## Data lines:
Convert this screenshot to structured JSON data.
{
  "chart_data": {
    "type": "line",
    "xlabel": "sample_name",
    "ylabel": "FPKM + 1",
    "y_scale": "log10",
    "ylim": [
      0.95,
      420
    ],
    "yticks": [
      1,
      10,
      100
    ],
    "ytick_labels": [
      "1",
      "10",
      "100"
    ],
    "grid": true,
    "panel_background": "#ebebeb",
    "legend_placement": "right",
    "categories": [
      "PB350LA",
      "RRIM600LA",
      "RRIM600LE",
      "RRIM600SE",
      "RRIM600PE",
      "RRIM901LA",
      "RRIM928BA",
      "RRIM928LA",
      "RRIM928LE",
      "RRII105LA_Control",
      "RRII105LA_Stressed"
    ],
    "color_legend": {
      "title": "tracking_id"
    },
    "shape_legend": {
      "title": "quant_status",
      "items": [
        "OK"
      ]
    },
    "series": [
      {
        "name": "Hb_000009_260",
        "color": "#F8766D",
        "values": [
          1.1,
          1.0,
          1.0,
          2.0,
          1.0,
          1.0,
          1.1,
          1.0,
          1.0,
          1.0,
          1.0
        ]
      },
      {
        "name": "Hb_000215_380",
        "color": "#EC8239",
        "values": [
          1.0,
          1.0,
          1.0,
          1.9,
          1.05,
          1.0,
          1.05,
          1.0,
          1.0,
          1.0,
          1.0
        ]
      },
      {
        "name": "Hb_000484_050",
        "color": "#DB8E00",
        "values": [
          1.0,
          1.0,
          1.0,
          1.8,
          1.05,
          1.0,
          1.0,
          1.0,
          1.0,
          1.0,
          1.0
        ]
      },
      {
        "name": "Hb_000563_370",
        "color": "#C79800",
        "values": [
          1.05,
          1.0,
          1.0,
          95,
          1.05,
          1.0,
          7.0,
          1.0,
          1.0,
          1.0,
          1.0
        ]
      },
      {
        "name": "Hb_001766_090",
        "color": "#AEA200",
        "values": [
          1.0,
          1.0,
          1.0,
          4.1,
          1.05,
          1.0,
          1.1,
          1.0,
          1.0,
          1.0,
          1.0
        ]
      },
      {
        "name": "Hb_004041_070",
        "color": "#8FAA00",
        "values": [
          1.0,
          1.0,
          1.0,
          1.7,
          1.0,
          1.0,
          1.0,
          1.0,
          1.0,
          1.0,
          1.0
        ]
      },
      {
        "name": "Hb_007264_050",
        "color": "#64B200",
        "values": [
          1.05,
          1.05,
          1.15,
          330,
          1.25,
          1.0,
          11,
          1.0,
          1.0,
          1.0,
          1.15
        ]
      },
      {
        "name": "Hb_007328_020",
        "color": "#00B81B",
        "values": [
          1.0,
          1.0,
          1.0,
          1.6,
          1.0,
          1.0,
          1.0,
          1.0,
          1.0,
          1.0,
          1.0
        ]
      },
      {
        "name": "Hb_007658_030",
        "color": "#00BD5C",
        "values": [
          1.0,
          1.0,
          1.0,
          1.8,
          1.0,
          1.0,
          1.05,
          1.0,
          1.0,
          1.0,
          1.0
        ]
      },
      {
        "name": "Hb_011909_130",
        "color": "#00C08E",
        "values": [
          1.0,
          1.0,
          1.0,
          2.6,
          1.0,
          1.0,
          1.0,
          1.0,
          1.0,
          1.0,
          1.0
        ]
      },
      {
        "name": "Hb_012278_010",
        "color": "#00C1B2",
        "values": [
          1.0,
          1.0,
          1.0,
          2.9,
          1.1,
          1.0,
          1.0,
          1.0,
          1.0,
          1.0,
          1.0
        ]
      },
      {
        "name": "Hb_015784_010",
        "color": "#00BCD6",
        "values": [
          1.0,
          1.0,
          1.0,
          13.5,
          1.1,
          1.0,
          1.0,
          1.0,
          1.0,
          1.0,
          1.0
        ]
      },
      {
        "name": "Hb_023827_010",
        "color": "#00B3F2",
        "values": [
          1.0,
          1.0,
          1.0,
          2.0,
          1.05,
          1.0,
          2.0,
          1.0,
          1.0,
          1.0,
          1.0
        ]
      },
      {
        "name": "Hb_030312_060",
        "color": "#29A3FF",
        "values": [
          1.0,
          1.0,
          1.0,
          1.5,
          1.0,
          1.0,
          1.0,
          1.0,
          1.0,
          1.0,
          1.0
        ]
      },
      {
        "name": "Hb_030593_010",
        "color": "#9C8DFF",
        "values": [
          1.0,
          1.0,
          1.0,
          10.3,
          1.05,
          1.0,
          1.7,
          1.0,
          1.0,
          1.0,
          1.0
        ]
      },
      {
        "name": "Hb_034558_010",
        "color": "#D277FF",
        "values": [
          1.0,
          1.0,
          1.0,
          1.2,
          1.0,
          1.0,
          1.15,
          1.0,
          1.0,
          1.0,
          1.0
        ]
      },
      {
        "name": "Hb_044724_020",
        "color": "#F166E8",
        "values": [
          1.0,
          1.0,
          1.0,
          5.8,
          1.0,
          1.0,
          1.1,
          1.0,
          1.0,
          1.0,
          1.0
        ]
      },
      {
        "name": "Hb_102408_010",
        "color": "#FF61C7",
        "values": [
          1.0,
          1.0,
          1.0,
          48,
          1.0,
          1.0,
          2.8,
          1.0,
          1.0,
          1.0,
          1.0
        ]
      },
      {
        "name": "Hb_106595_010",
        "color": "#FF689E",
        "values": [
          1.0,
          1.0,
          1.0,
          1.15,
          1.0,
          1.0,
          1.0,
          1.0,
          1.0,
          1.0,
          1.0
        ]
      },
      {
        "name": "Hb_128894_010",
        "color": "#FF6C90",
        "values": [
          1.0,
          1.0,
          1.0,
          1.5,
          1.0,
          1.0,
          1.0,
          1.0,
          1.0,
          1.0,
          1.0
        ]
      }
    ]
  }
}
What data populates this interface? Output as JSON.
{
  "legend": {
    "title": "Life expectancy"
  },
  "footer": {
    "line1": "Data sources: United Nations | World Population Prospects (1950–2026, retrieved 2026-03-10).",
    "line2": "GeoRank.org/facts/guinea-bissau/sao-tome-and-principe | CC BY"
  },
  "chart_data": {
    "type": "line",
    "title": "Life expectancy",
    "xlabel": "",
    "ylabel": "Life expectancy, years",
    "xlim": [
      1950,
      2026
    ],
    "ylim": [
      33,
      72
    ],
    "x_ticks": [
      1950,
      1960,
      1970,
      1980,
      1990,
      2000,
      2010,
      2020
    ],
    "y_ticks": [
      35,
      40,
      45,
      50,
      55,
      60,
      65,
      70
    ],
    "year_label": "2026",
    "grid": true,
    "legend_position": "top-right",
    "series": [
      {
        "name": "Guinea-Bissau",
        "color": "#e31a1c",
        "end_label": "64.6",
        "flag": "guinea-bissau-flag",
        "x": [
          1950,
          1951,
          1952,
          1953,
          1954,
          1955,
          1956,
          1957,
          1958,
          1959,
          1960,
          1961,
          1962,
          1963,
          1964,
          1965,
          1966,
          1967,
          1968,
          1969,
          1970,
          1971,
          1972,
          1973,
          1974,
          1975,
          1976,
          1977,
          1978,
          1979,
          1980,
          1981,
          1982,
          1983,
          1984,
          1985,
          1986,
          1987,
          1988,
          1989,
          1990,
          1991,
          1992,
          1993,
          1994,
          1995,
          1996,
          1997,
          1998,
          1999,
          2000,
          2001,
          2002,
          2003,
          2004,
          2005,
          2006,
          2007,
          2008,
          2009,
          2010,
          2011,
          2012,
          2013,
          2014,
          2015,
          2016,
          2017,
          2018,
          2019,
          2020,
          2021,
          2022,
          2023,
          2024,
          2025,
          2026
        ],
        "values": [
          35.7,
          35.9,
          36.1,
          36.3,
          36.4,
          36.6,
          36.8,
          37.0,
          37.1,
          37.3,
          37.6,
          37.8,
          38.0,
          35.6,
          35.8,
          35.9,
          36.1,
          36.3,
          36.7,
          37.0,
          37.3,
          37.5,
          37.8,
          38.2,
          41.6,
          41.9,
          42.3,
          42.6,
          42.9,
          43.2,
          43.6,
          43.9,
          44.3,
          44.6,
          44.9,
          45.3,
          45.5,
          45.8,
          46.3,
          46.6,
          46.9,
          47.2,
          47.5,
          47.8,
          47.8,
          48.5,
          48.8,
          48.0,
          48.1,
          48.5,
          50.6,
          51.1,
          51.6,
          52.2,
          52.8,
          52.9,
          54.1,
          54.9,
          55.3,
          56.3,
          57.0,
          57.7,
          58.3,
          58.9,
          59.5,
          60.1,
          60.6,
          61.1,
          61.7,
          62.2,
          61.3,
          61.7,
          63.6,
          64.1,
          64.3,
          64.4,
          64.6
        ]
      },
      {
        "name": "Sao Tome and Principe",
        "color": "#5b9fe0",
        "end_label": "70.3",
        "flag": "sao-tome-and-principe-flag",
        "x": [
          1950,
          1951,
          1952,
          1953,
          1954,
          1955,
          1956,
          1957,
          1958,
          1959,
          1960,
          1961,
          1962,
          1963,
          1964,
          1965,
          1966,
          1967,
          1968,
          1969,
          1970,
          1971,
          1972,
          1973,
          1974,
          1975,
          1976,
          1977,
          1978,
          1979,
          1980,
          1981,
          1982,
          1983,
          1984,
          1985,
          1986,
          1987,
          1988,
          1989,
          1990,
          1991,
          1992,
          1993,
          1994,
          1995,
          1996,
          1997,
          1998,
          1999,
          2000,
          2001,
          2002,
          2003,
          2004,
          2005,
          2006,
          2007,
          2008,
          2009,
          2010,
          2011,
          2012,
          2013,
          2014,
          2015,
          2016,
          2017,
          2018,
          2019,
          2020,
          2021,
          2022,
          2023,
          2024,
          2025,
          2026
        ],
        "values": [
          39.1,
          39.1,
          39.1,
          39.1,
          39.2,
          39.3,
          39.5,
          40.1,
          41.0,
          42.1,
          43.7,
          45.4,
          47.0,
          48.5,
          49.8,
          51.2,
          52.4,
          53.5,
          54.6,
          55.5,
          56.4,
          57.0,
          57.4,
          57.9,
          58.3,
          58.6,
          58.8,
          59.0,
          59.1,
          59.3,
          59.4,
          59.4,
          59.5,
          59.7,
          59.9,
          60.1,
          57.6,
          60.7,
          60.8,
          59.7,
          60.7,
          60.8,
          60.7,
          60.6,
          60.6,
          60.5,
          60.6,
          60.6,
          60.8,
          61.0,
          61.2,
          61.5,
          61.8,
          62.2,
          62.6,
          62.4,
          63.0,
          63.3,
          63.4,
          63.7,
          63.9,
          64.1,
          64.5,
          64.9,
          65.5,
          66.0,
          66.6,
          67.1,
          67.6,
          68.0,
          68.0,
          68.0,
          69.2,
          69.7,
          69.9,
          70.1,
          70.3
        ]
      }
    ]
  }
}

## Stated exercise:
Find every line above that contains the word "expectancy", and return each one.

## Exercise answer:
    "title": "Life expectancy"
    "title": "Life expectancy",
    "ylabel": "Life expectancy, years",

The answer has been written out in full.